An exact copy of every record is needed.

————

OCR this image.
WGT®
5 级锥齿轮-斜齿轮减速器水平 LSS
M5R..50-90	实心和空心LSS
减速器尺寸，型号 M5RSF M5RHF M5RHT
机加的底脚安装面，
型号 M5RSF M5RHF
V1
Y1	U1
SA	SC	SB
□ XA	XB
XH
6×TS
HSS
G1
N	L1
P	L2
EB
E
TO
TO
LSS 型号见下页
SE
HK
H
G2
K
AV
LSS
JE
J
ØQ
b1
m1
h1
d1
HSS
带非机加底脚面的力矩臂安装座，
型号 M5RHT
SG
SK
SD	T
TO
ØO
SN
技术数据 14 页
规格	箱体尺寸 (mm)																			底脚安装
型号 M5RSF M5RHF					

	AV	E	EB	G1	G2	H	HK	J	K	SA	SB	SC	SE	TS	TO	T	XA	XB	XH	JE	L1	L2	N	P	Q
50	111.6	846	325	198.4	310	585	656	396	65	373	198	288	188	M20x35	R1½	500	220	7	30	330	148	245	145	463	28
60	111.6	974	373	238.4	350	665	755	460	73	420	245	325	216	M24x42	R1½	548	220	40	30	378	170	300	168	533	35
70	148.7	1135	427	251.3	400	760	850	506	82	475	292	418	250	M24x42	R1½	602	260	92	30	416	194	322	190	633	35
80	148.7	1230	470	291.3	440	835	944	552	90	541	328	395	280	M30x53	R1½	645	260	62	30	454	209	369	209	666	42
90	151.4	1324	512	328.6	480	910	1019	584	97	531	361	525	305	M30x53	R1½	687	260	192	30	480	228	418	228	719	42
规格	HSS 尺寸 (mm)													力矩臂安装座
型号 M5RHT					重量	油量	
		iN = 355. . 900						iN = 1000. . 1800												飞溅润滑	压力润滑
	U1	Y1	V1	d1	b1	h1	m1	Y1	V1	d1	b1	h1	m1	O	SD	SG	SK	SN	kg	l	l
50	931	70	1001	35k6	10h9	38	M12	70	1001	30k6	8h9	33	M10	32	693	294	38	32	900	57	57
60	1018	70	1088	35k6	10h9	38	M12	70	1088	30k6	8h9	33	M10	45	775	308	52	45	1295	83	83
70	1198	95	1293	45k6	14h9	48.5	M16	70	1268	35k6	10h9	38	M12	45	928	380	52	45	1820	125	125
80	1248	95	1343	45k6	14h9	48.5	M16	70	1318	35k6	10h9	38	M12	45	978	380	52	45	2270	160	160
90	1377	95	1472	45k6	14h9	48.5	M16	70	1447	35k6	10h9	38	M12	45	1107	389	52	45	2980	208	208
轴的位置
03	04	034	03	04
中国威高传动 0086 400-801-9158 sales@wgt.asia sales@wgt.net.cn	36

————

:: Finished exercise ::
OCR this image.
WGT®
5 级锥齿轮-斜齿轮减速器水平 LSS
M5R..50-90	实心和空心LSS
减速器尺寸，型号 M5RSF M5RHF M5RHT
机加的底脚安装面，
型号 M5RSF M5RHF
V1
Y1	U1
SA	SC	SB
□ XA	XB
XH
6×TS
HSS
G1
N	L1
P	L2
EB
E
TO
TO
LSS 型号见下页
SE
HK
H
G2
K
AV
LSS
JE
J
ØQ
b1
m1
h1
d1
HSS
带非机加底脚面的力矩臂安装座，
型号 M5RHT
SG
SK
SD	T
TO
ØO
SN
技术数据 14 页
规格	箱体尺寸 (mm)																			底脚安装
型号 M5RSF M5RHF					

	AV	E	EB	G1	G2	H	HK	J	K	SA	SB	SC	SE	TS	TO	T	XA	XB	XH	JE	L1	L2	N	P	Q
50	111.6	846	325	198.4	310	585	656	396	65	373	198	288	188	M20x35	R1½	500	220	7	30	330	148	245	145	463	28
60	111.6	974	373	238.4	350	665	755	460	73	420	245	325	216	M24x42	R1½	548	220	40	30	378	170	300	168	533	35
70	148.7	1135	427	251.3	400	760	850	506	82	475	292	418	250	M24x42	R1½	602	260	92	30	416	194	322	190	633	35
80	148.7	1230	470	291.3	440	835	944	552	90	541	328	395	280	M30x53	R1½	645	260	62	30	454	209	369	209	666	42
90	151.4	1324	512	328.6	480	910	1019	584	97	531	361	525	305	M30x53	R1½	687	260	192	30	480	228	418	228	719	42
规格	HSS 尺寸 (mm)													力矩臂安装座
型号 M5RHT					重量	油量	
		iN = 355. . 900						iN = 1000. . 1800												飞溅润滑	压力润滑
	U1	Y1	V1	d1	b1	h1	m1	Y1	V1	d1	b1	h1	m1	O	SD	SG	SK	SN	kg	l	l
50	931	70	1001	35k6	10h9	38	M12	70	1001	30k6	8h9	33	M10	32	693	294	38	32	900	57	57
60	1018	70	1088	35k6	10h9	38	M12	70	1088	30k6	8h9	33	M10	45	775	308	52	45	1295	83	83
70	1198	95	1293	45k6	14h9	48.5	M16	70	1268	35k6	10h9	38	M12	45	928	380	52	45	1820	125	125
80	1248	95	1343	45k6	14h9	48.5	M16	70	1318	35k6	10h9	38	M12	45	978	380	52	45	2270	160	160
90	1377	95	1472	45k6	14h9	48.5	M16	70	1447	35k6	10h9	38	M12	45	1107	389	52	45	2980	208	208
轴的位置
03	04	034	03	04
中国威高传动 0086 400-801-9158 sales@wgt.asia sales@wgt.net.cn	36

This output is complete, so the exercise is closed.